Recorded data:
┄┄┄┄┄┄┄┄┄┄

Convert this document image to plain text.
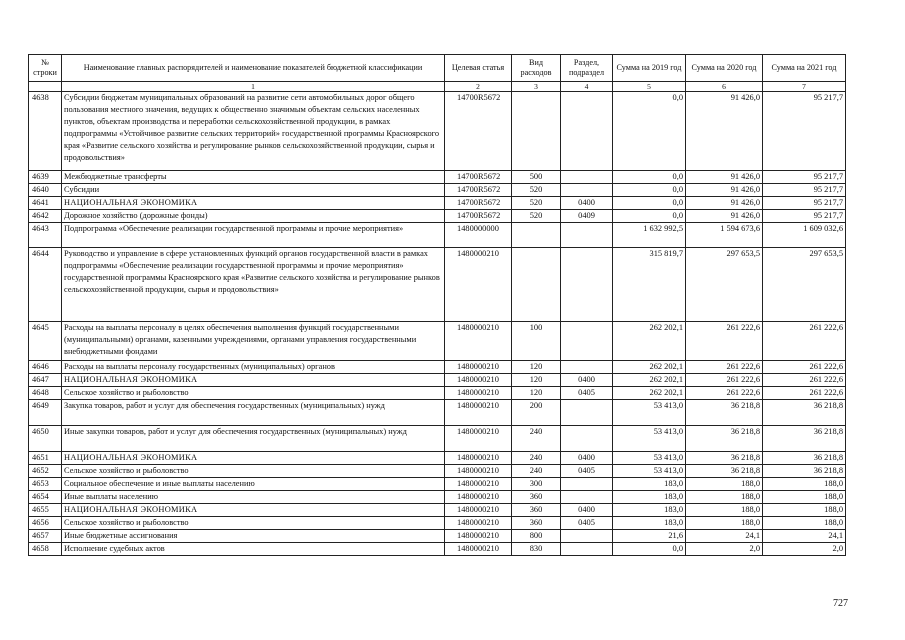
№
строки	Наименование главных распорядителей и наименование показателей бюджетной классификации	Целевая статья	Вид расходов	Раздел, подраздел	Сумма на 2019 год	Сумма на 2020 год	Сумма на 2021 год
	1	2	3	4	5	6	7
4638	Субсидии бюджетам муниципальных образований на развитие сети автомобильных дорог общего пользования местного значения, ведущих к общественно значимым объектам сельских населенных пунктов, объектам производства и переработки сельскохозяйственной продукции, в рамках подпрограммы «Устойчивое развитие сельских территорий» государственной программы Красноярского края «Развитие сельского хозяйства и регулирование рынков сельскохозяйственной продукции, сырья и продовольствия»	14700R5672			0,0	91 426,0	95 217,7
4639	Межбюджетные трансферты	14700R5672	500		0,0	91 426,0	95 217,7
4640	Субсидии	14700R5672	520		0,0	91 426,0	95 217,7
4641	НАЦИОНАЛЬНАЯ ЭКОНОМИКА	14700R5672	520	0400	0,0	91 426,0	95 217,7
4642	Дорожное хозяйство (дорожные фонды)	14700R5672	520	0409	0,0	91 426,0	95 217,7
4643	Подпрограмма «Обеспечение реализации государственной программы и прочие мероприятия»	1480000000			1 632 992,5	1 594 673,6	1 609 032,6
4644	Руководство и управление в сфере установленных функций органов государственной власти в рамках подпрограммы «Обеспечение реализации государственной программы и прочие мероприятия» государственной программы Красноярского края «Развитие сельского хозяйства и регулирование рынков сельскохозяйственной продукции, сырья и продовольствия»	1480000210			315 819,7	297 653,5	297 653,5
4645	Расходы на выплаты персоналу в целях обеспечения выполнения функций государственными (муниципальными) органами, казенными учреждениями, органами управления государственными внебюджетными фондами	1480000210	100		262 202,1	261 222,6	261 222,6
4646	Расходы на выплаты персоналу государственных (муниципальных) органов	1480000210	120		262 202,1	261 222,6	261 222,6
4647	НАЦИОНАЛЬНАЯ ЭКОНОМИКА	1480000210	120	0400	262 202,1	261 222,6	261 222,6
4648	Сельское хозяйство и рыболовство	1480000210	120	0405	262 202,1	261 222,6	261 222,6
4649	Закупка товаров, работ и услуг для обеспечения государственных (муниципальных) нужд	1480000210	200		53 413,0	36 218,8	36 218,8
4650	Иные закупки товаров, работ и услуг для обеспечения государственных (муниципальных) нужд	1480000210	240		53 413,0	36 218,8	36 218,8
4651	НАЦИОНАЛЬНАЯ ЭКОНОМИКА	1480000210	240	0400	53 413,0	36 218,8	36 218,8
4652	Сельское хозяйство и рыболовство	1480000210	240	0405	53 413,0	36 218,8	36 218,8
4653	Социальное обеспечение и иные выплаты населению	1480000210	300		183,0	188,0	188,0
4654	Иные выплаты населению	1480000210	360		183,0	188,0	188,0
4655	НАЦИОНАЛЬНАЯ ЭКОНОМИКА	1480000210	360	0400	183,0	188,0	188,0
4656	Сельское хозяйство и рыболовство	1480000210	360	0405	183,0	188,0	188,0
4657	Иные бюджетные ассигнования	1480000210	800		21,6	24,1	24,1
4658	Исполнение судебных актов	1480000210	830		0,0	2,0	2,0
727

┄┄┄┄┄┄┄┄┄┄

Exercise:
Write out all the entries again, word for word, and print no images.

Answer to this exercise:
Convert this document image to plain text.
№
строки	Наименование главных распорядителей и наименование показателей бюджетной классификации	Целевая статья	Вид расходов	Раздел, подраздел	Сумма на 2019 год	Сумма на 2020 год	Сумма на 2021 год
	1	2	3	4	5	6	7
4638	Субсидии бюджетам муниципальных образований на развитие сети автомобильных дорог общего пользования местного значения, ведущих к общественно значимым объектам сельских населенных пунктов, объектам производства и переработки сельскохозяйственной продукции, в рамках подпрограммы «Устойчивое развитие сельских территорий» государственной программы Красноярского края «Развитие сельского хозяйства и регулирование рынков сельскохозяйственной продукции, сырья и продовольствия»	14700R5672			0,0	91 426,0	95 217,7
4639	Межбюджетные трансферты	14700R5672	500		0,0	91 426,0	95 217,7
4640	Субсидии	14700R5672	520		0,0	91 426,0	95 217,7
4641	НАЦИОНАЛЬНАЯ ЭКОНОМИКА	14700R5672	520	0400	0,0	91 426,0	95 217,7
4642	Дорожное хозяйство (дорожные фонды)	14700R5672	520	0409	0,0	91 426,0	95 217,7
4643	Подпрограмма «Обеспечение реализации государственной программы и прочие мероприятия»	1480000000			1 632 992,5	1 594 673,6	1 609 032,6
4644	Руководство и управление в сфере установленных функций органов государственной власти в рамках подпрограммы «Обеспечение реализации государственной программы и прочие мероприятия» государственной программы Красноярского края «Развитие сельского хозяйства и регулирование рынков сельскохозяйственной продукции, сырья и продовольствия»	1480000210			315 819,7	297 653,5	297 653,5
4645	Расходы на выплаты персоналу в целях обеспечения выполнения функций государственными (муниципальными) органами, казенными учреждениями, органами управления государственными внебюджетными фондами	1480000210	100		262 202,1	261 222,6	261 222,6
4646	Расходы на выплаты персоналу государственных (муниципальных) органов	1480000210	120		262 202,1	261 222,6	261 222,6
4647	НАЦИОНАЛЬНАЯ ЭКОНОМИКА	1480000210	120	0400	262 202,1	261 222,6	261 222,6
4648	Сельское хозяйство и рыболовство	1480000210	120	0405	262 202,1	261 222,6	261 222,6
4649	Закупка товаров, работ и услуг для обеспечения государственных (муниципальных) нужд	1480000210	200		53 413,0	36 218,8	36 218,8
4650	Иные закупки товаров, работ и услуг для обеспечения государственных (муниципальных) нужд	1480000210	240		53 413,0	36 218,8	36 218,8
4651	НАЦИОНАЛЬНАЯ ЭКОНОМИКА	1480000210	240	0400	53 413,0	36 218,8	36 218,8
4652	Сельское хозяйство и рыболовство	1480000210	240	0405	53 413,0	36 218,8	36 218,8
4653	Социальное обеспечение и иные выплаты населению	1480000210	300		183,0	188,0	188,0
4654	Иные выплаты населению	1480000210	360		183,0	188,0	188,0
4655	НАЦИОНАЛЬНАЯ ЭКОНОМИКА	1480000210	360	0400	183,0	188,0	188,0
4656	Сельское хозяйство и рыболовство	1480000210	360	0405	183,0	188,0	188,0
4657	Иные бюджетные ассигнования	1480000210	800		21,6	24,1	24,1
4658	Исполнение судебных актов	1480000210	830		0,0	2,0	2,0
727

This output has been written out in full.